Search the records for the word "扩大开间距离" and report each line that has it.
* Begin Excerpted data *
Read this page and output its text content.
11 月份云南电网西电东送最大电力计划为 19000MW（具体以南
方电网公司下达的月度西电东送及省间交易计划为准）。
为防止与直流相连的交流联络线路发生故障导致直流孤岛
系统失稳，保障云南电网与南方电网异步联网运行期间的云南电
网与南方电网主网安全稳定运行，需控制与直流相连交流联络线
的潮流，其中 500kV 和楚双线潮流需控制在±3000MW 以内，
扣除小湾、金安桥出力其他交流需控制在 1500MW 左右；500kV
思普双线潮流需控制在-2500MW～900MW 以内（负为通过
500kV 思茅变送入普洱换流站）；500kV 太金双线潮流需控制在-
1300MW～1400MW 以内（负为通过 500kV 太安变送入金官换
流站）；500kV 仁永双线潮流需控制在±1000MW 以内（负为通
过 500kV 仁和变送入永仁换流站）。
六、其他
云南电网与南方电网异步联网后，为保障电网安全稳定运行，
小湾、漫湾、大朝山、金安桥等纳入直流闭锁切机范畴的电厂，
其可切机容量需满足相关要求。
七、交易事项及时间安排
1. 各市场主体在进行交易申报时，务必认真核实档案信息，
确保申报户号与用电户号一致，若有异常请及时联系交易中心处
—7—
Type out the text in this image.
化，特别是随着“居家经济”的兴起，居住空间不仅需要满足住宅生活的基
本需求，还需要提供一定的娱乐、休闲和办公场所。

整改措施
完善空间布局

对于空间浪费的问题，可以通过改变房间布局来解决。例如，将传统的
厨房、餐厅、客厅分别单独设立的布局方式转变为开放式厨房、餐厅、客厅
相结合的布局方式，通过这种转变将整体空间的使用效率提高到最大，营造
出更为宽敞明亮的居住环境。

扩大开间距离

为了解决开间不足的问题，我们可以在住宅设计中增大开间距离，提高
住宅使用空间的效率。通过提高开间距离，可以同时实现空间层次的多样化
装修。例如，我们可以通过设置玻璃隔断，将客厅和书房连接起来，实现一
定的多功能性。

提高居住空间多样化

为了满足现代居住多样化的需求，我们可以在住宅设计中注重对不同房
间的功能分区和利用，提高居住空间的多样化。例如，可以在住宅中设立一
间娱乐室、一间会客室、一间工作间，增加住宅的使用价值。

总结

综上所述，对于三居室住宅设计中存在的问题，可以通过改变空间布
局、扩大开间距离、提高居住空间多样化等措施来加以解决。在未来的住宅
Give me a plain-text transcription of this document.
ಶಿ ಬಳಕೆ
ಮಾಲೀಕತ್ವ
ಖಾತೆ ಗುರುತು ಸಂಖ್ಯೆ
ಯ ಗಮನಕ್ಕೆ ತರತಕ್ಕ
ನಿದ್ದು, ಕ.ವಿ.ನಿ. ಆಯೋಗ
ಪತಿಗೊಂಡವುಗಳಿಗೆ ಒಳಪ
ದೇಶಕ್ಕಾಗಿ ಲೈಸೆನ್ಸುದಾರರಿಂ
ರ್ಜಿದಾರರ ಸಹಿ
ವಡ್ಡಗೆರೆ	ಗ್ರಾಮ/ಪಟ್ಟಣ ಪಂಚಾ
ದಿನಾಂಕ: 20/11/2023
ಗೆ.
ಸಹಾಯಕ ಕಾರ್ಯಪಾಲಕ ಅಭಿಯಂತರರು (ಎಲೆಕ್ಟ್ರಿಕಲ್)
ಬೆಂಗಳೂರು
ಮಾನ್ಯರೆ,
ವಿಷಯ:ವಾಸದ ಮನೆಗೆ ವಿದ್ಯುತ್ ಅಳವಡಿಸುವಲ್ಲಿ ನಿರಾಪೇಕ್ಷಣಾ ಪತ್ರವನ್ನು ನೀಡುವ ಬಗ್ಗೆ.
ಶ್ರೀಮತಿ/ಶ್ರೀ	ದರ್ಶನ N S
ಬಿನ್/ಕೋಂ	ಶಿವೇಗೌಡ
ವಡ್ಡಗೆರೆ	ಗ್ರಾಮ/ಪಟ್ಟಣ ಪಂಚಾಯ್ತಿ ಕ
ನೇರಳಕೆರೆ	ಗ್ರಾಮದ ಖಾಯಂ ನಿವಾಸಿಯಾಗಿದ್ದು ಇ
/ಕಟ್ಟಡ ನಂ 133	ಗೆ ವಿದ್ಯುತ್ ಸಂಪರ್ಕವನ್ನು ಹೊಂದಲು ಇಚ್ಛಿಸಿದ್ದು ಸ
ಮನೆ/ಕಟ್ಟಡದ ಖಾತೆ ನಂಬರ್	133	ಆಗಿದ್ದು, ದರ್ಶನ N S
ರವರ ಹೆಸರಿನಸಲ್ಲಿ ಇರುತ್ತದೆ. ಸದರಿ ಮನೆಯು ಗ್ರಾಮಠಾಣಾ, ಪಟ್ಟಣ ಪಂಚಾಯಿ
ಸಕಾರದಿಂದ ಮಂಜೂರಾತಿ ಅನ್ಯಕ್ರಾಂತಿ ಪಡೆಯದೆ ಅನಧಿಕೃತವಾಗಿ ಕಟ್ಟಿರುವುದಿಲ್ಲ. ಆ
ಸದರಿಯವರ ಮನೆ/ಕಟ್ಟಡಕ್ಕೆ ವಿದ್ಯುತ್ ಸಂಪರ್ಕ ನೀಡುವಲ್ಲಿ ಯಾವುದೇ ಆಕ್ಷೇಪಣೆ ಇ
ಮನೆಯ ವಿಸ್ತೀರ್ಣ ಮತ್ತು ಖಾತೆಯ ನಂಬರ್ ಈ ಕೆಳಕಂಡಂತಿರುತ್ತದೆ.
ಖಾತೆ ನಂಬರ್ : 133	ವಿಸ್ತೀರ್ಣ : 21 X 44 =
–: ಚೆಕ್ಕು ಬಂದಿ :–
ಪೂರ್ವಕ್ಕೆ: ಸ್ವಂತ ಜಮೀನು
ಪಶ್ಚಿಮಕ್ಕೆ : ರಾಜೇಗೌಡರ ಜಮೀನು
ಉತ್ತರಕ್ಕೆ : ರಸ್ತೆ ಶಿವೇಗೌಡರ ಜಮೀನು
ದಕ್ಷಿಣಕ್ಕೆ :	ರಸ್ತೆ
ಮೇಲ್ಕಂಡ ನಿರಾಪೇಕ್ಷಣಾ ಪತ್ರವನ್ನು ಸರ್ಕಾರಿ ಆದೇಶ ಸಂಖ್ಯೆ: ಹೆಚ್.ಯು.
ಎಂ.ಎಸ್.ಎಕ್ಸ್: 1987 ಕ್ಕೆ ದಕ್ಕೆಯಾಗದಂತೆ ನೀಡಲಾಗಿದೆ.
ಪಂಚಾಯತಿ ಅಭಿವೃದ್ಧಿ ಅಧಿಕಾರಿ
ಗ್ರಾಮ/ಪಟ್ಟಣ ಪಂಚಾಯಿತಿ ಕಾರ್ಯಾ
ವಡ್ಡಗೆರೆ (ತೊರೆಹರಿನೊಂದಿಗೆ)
* End Excerpted data *
:: Response ::
扩大开间距离
局、扩大开间距离、提高居住空间多样化等措施来加以解决。在未来的住宅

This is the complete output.